Exercise material>
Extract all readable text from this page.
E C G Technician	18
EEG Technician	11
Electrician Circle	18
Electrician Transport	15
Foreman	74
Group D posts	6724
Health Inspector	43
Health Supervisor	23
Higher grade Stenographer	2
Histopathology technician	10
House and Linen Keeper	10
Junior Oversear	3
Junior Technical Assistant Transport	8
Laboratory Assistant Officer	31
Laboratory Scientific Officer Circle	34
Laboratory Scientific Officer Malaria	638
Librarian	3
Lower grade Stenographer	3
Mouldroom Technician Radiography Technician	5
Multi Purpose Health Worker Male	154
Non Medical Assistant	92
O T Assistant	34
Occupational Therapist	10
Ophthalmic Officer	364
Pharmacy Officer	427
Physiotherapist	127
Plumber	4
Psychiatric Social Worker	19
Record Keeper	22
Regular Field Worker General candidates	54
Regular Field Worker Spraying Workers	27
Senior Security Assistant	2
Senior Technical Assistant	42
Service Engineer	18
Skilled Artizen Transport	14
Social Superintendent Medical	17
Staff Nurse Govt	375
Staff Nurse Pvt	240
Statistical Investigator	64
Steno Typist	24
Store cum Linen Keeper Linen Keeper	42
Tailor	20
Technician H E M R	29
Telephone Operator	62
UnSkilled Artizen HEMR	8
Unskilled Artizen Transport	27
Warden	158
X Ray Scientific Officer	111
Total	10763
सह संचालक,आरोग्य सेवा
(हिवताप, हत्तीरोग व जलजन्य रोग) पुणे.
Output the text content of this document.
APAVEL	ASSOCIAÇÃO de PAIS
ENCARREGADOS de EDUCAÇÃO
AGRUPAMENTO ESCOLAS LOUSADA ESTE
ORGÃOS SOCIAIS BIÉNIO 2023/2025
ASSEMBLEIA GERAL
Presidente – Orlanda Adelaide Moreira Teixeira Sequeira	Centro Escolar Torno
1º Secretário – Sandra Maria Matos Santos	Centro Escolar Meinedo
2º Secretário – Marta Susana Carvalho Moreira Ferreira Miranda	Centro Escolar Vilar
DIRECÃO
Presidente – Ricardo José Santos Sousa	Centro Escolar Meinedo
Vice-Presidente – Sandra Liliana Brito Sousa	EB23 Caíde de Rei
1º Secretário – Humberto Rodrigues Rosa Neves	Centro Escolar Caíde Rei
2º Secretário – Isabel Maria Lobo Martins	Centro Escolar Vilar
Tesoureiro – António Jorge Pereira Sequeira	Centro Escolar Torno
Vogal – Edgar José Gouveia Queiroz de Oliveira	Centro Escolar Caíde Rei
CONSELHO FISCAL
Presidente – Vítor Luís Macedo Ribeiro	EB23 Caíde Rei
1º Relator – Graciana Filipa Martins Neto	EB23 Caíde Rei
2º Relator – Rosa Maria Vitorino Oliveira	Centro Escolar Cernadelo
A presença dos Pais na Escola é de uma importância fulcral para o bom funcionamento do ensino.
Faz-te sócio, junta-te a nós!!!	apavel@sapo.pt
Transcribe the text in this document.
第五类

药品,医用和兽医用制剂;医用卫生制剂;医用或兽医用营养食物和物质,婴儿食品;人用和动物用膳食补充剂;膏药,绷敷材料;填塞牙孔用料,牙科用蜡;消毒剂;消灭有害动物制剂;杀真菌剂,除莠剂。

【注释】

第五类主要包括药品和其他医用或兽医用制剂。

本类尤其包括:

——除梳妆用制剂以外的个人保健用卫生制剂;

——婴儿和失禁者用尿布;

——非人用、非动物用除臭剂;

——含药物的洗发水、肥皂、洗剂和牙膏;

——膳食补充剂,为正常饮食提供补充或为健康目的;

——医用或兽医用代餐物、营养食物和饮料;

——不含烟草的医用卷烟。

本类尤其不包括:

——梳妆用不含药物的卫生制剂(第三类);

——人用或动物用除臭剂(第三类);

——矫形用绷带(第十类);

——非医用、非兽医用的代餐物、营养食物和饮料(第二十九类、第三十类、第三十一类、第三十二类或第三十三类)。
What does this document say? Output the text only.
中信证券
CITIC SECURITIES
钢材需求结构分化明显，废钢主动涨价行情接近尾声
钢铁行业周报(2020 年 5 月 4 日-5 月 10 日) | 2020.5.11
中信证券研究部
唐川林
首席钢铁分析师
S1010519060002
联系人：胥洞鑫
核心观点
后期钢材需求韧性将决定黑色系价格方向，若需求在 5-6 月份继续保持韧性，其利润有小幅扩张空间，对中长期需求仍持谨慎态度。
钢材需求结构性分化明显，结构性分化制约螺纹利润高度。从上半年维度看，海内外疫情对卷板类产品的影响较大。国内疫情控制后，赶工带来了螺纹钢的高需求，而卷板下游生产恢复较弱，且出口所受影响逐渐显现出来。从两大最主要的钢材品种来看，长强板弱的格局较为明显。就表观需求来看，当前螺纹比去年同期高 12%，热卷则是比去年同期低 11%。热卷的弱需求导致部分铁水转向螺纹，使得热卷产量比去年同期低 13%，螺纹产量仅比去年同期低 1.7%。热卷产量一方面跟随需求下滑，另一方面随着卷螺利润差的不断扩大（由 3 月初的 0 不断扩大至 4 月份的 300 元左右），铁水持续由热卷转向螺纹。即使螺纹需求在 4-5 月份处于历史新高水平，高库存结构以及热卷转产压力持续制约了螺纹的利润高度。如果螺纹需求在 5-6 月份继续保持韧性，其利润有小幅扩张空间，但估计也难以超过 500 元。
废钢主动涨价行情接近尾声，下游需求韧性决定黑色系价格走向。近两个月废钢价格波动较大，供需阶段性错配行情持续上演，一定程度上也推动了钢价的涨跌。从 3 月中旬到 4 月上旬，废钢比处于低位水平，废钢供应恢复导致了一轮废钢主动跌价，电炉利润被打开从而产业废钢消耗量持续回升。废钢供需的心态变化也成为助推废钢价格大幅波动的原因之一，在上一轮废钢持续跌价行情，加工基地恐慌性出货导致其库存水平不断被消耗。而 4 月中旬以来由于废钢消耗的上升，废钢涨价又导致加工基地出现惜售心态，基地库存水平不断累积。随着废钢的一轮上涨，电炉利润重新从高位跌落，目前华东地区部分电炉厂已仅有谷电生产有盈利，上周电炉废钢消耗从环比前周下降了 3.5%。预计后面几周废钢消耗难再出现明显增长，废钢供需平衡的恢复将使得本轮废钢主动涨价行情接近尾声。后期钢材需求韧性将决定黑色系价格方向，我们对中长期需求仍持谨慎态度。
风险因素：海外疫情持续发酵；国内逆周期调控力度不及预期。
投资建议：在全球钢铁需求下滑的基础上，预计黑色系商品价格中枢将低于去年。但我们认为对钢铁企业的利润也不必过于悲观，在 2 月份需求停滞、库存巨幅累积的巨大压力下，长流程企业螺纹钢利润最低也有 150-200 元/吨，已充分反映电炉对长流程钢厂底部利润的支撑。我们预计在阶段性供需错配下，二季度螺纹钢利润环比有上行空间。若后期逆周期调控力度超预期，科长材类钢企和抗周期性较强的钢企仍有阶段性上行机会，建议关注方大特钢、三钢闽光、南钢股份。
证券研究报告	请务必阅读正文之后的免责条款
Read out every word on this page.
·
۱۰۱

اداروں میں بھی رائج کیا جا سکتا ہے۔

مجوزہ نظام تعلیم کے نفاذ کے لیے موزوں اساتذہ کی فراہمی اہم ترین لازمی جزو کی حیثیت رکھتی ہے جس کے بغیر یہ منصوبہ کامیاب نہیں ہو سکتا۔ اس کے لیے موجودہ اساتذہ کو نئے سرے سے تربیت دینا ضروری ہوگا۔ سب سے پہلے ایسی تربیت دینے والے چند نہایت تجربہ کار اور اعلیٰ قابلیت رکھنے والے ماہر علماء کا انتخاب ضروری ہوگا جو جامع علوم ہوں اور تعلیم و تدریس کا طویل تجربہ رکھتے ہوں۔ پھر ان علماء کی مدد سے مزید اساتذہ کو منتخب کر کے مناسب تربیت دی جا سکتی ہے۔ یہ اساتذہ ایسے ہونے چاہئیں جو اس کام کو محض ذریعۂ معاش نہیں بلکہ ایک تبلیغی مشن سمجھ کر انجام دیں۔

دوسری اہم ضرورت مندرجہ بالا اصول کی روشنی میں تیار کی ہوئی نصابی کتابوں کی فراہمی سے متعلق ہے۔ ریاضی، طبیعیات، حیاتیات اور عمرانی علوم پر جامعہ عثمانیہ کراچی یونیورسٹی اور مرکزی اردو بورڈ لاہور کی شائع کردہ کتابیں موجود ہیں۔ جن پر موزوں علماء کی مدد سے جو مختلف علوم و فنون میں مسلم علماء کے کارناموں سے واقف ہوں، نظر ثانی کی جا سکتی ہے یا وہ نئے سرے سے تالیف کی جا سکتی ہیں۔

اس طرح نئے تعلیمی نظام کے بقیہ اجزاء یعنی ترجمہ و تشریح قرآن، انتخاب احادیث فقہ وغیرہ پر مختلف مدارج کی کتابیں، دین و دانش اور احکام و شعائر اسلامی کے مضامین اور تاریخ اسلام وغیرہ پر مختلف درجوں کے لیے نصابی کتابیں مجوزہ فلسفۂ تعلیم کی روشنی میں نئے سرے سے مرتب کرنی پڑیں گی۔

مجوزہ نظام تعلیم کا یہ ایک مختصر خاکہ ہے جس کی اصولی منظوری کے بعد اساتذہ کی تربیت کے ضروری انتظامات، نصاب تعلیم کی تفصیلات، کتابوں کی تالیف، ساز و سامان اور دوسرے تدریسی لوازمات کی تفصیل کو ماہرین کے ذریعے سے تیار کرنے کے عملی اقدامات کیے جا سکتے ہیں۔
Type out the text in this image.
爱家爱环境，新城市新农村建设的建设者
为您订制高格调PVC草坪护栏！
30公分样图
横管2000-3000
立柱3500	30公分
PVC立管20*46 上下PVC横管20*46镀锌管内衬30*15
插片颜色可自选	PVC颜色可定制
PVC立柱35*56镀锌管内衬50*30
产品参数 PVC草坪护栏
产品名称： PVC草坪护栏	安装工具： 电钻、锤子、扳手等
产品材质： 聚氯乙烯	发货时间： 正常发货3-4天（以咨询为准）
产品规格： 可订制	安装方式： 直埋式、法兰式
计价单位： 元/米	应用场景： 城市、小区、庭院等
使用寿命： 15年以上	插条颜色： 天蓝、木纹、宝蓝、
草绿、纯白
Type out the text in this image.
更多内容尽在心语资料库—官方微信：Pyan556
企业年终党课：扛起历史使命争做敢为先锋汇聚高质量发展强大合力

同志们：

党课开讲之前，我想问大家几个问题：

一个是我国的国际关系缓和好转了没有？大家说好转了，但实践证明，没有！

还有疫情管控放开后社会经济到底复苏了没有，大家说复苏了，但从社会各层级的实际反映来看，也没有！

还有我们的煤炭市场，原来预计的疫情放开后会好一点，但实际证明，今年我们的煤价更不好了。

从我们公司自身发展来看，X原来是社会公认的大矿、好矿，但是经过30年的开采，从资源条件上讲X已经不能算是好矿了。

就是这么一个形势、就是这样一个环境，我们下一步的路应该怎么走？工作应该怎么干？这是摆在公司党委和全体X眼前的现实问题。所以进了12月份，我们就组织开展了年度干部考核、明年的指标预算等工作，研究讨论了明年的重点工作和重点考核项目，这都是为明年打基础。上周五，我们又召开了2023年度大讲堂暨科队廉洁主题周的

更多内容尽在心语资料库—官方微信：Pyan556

The exercise>
Out of the material above, select every line that holds the string "Presidente".

Final result>
Presidente – Orlanda Adelaide Moreira Teixeira Sequeira	Centro Escolar Torno
Presidente – Ricardo José Santos Sousa	Centro Escolar Meinedo
Vice-Presidente – Sandra Liliana Brito Sousa	EB23 Caíde de Rei
Presidente – Vítor Luís Macedo Ribeiro	EB23 Caíde Rei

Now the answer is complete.